(Data entries)
──────

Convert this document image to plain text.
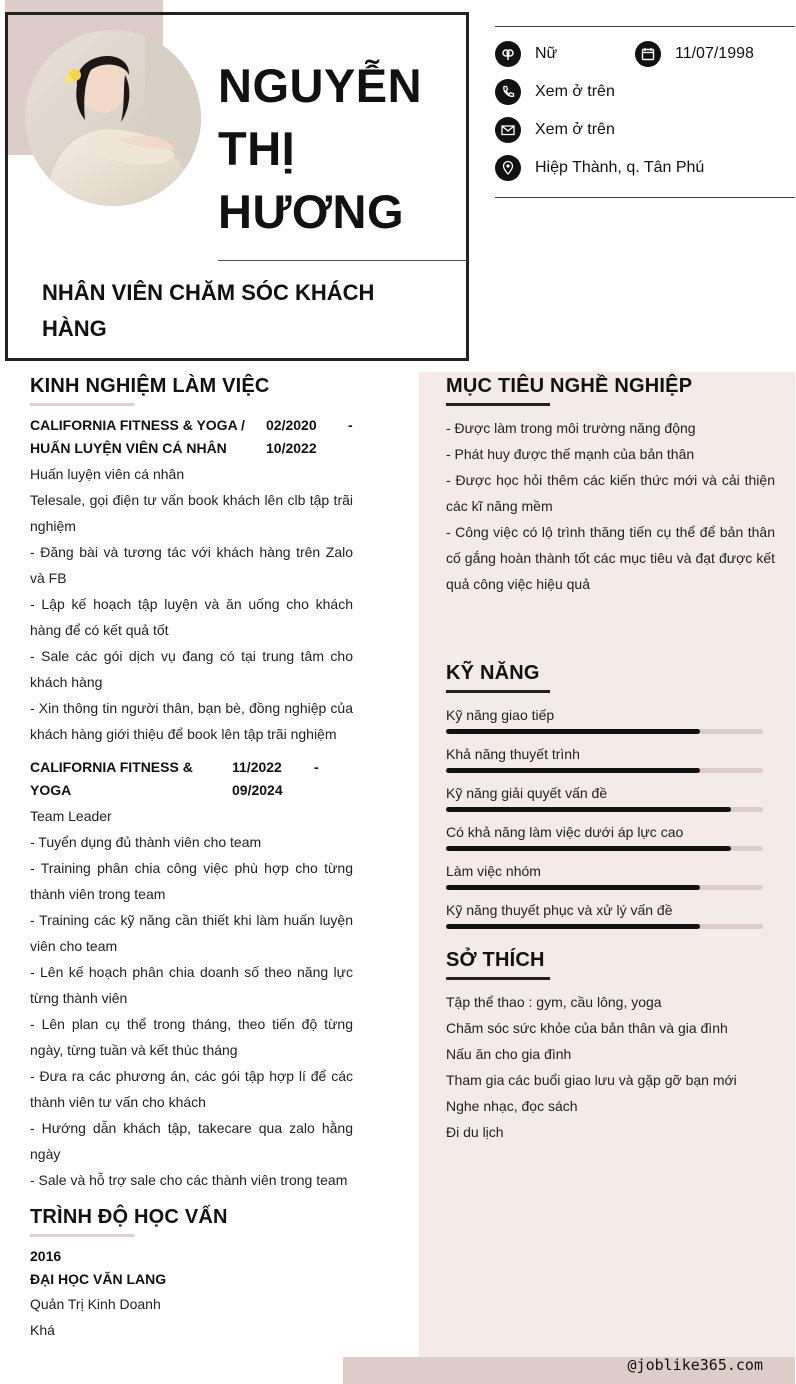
@joblike365.com
NGUYỄN
THỊ
HƯƠNG
NHÂN VIÊN CHĂM SÓC KHÁCH HÀNG
Nữ	11/07/1998
Xem ở trên
Xem ở trên
Hiệp Thành, q. Tân Phú
KINH NGHIỆM LÀM VIỆC
CALIFORNIA FITNESS & YOGA /
HUẤN LUYỆN VIÊN CÁ NHÂN
02/2020
10/2022
-
Huấn luyện viên cá nhân
Telesale, gọi điện tư vấn book khách lên clb tập trãi nghiệm
- Đăng bài và tương tác với khách hàng trên Zalo và FB
- Lập kế hoạch tập luyện và ăn uống cho khách hàng để có kết quả tốt
- Sale các gói dịch vụ đang có tại trung tâm cho khách hàng
- Xin thông tin người thân, bạn bè, đồng nghiệp của khách hàng giới thiệu để book lên tập trãi nghiệm
CALIFORNIA FITNESS & YOGA
11/2022
09/2024
-
Team Leader
- Tuyển dụng đủ thành viên cho team
- Training phân chia công việc phù hợp cho từng thành viên trong team
- Training các kỹ năng cần thiết khi làm huấn luyện viên cho team
- Lên kế hoạch phân chia doanh số theo năng lực từng thành viên
- Lên plan cụ thể trong tháng, theo tiến độ từng ngày, từng tuần và kết thúc tháng
- Đưa ra các phương án, các gói tập hợp lí để các thành viên tư vấn cho khách
- Hướng dẫn khách tập, takecare qua zalo hằng ngày
- Sale và hỗ trợ sale cho các thành viên trong team
TRÌNH ĐỘ HỌC VẤN
2016
ĐẠI HỌC VĂN LANG
Quản Trị Kinh Doanh
Khá
MỤC TIÊU NGHỀ NGHIỆP
- Được làm trong môi trường năng động
- Phát huy được thế mạnh của bản thân
- Được học hỏi thêm các kiến thức mới và cải thiện các kĩ năng mềm
- Công việc có lộ trình thăng tiến cụ thể để bản thân cố gắng hoàn thành tốt các mục tiêu và đạt được kết quả công việc hiệu quả
KỸ NĂNG
Kỹ năng giao tiếp
Khả năng thuyết trình
Kỹ năng giải quyết vấn đề
Có khả năng làm việc dưới áp lực cao
Làm việc nhóm
Kỹ năng thuyết phục và xử lý vấn đề
SỞ THÍCH
Tập thể thao : gym, cầu lông, yoga
Chăm sóc sức khỏe của bản thân và gia đình
Nấu ăn cho gia đình
Tham gia các buổi giao lưu và gặp gỡ bạn mới
Nghe nhạc, đọc sách
Đi du lịch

──────

Each entry should be repeated exactly as it appears; the pictures stay out.

Completed task →
Convert this document image to plain text.
@joblike365.com
NGUYỄN
THỊ
HƯƠNG
NHÂN VIÊN CHĂM SÓC KHÁCH HÀNG
Nữ	11/07/1998
Xem ở trên
Xem ở trên
Hiệp Thành, q. Tân Phú
KINH NGHIỆM LÀM VIỆC
CALIFORNIA FITNESS & YOGA /
HUẤN LUYỆN VIÊN CÁ NHÂN
02/2020
10/2022
-
Huấn luyện viên cá nhân
Telesale, gọi điện tư vấn book khách lên clb tập trãi nghiệm
- Đăng bài và tương tác với khách hàng trên Zalo và FB
- Lập kế hoạch tập luyện và ăn uống cho khách hàng để có kết quả tốt
- Sale các gói dịch vụ đang có tại trung tâm cho khách hàng
- Xin thông tin người thân, bạn bè, đồng nghiệp của khách hàng giới thiệu để book lên tập trãi nghiệm
CALIFORNIA FITNESS & YOGA
11/2022
09/2024
-
Team Leader
- Tuyển dụng đủ thành viên cho team
- Training phân chia công việc phù hợp cho từng thành viên trong team
- Training các kỹ năng cần thiết khi làm huấn luyện viên cho team
- Lên kế hoạch phân chia doanh số theo năng lực từng thành viên
- Lên plan cụ thể trong tháng, theo tiến độ từng ngày, từng tuần và kết thúc tháng
- Đưa ra các phương án, các gói tập hợp lí để các thành viên tư vấn cho khách
- Hướng dẫn khách tập, takecare qua zalo hằng ngày
- Sale và hỗ trợ sale cho các thành viên trong team
TRÌNH ĐỘ HỌC VẤN
2016
ĐẠI HỌC VĂN LANG
Quản Trị Kinh Doanh
Khá
MỤC TIÊU NGHỀ NGHIỆP
- Được làm trong môi trường năng động
- Phát huy được thế mạnh của bản thân
- Được học hỏi thêm các kiến thức mới và cải thiện các kĩ năng mềm
- Công việc có lộ trình thăng tiến cụ thể để bản thân cố gắng hoàn thành tốt các mục tiêu và đạt được kết quả công việc hiệu quả
KỸ NĂNG
Kỹ năng giao tiếp
Khả năng thuyết trình
Kỹ năng giải quyết vấn đề
Có khả năng làm việc dưới áp lực cao
Làm việc nhóm
Kỹ năng thuyết phục và xử lý vấn đề
SỞ THÍCH
Tập thể thao : gym, cầu lông, yoga
Chăm sóc sức khỏe của bản thân và gia đình
Nấu ăn cho gia đình
Tham gia các buổi giao lưu và gặp gỡ bạn mới
Nghe nhạc, đọc sách
Đi du lịch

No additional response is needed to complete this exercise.